[start]
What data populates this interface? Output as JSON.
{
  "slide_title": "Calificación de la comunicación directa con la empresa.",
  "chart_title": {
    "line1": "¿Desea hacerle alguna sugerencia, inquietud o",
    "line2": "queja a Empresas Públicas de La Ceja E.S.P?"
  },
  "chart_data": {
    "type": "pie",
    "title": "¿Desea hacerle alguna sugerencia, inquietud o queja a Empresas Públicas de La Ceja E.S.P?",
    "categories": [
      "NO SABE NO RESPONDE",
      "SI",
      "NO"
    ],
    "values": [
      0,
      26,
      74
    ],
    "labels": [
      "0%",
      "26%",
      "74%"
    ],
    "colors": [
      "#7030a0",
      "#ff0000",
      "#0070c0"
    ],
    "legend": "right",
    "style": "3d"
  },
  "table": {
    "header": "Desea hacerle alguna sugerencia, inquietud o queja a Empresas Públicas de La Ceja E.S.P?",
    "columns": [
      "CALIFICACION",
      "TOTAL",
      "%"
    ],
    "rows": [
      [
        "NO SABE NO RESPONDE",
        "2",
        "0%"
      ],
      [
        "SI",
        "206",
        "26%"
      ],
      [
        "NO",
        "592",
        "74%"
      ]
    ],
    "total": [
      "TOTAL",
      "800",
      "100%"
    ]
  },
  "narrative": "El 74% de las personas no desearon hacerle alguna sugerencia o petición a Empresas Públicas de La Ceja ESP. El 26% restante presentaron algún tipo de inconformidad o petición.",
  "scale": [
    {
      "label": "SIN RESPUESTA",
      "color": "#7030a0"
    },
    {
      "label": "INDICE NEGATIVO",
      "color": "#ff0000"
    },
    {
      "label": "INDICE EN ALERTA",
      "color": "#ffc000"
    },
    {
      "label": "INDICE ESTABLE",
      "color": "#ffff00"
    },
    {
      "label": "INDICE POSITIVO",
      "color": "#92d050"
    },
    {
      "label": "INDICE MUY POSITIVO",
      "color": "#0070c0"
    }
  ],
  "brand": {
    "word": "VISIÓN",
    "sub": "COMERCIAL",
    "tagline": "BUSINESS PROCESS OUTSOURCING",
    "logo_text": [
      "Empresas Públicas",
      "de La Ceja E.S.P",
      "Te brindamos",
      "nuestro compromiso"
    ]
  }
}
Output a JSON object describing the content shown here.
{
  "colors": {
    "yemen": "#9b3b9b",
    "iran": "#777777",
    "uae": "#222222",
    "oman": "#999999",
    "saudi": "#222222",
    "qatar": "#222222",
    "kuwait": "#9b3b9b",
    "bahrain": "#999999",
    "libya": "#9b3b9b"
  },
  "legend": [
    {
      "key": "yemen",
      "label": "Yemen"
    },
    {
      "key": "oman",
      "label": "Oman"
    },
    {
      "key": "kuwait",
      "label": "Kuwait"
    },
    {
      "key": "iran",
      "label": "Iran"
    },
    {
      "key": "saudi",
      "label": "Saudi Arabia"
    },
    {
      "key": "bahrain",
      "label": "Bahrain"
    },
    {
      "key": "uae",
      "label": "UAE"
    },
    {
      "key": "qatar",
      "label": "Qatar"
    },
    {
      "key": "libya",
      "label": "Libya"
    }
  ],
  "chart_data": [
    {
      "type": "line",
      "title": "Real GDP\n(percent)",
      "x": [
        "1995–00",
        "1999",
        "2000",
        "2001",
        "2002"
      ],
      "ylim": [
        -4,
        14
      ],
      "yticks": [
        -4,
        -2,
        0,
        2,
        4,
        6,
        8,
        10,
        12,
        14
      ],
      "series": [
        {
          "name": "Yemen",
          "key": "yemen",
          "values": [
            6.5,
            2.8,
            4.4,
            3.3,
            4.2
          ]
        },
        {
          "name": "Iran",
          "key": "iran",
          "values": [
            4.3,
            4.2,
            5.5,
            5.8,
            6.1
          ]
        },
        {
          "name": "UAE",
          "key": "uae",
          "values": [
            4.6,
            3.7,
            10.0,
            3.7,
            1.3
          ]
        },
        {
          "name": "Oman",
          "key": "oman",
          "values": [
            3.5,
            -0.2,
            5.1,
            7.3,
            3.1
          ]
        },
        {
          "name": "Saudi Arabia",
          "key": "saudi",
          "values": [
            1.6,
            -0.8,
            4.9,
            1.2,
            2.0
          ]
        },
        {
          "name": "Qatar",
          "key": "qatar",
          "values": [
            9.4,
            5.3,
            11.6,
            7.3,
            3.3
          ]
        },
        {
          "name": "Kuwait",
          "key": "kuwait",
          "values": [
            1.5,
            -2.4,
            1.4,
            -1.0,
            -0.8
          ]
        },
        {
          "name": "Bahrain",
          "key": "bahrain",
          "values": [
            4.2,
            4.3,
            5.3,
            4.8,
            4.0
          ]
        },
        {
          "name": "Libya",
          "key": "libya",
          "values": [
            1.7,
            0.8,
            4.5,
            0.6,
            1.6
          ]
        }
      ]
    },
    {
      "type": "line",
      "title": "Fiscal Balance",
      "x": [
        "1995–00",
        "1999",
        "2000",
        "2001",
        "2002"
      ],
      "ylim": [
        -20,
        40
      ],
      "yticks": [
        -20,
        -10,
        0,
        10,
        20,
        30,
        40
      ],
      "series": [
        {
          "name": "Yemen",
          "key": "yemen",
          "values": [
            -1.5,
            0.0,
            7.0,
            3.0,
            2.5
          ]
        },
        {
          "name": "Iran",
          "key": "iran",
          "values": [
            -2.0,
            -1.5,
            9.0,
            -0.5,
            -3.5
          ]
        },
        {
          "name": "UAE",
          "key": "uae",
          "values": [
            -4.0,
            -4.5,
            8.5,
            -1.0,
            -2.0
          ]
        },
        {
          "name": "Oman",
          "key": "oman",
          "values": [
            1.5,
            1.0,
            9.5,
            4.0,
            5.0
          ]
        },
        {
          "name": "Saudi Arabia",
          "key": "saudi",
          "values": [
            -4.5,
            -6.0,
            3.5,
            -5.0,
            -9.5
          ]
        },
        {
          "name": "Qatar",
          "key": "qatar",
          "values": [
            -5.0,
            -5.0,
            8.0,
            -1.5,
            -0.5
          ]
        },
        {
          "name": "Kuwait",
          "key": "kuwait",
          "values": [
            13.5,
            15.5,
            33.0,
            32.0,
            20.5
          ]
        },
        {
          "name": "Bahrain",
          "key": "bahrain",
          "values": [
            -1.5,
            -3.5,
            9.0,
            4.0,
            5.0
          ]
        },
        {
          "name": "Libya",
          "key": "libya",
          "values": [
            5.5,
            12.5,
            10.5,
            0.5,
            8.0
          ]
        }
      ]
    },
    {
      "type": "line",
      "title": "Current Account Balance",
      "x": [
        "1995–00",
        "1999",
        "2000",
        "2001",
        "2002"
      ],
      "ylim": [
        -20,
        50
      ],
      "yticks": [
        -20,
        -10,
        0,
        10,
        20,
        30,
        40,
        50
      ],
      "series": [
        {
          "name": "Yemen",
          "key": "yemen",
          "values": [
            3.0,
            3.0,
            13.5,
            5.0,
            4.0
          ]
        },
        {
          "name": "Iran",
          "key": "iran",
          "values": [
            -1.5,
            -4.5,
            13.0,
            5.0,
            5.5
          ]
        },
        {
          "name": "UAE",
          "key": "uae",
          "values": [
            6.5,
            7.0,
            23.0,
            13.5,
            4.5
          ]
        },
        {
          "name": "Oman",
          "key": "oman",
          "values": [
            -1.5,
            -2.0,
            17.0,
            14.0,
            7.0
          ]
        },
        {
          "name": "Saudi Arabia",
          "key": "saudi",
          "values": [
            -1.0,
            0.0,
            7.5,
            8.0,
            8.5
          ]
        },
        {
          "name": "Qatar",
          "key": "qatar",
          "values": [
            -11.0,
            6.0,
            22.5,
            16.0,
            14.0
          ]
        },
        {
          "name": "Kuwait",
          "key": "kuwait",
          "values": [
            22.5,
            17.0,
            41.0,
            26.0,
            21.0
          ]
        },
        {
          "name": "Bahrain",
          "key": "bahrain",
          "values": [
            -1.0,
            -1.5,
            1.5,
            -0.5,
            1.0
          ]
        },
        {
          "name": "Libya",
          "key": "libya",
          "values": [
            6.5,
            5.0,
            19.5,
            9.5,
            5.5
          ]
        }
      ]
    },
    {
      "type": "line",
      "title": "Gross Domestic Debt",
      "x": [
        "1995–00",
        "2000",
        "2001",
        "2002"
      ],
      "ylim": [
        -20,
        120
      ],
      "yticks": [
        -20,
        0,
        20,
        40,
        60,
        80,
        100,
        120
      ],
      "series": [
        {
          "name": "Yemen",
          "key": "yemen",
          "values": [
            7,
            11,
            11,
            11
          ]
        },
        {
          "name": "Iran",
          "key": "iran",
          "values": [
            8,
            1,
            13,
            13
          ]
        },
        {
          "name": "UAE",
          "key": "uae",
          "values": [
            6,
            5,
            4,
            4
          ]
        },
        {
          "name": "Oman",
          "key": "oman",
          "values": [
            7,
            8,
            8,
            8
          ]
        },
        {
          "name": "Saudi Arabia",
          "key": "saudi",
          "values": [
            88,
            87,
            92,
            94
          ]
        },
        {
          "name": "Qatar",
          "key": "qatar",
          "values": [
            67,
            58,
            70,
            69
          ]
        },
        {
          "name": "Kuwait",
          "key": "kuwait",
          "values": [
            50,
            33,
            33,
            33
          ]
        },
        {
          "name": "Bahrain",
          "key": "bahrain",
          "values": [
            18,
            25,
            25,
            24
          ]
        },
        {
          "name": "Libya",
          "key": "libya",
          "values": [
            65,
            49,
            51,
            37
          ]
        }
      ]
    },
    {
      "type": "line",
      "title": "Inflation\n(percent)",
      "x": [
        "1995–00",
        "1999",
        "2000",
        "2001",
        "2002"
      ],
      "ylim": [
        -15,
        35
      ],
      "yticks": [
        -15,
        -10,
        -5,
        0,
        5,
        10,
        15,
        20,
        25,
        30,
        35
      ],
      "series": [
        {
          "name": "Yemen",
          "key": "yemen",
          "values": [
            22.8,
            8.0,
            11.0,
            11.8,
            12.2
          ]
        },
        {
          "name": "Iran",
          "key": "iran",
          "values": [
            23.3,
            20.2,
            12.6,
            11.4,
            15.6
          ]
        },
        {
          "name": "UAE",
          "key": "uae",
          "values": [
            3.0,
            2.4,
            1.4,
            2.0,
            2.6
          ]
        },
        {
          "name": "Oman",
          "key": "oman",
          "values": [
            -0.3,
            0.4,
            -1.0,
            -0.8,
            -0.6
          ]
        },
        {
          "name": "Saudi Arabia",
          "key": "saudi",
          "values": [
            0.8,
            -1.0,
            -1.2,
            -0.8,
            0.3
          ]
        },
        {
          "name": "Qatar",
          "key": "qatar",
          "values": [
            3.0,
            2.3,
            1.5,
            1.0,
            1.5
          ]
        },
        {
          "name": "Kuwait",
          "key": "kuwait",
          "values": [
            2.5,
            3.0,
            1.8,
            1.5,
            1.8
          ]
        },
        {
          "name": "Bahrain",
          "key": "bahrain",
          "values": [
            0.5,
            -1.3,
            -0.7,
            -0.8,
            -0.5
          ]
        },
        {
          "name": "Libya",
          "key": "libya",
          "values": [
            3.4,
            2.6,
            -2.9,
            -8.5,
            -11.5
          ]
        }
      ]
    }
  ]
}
[end]
Your answer should be a single number: the count of lines in the listing that contain the word "POSITIVO".

Solution to the exercise: 2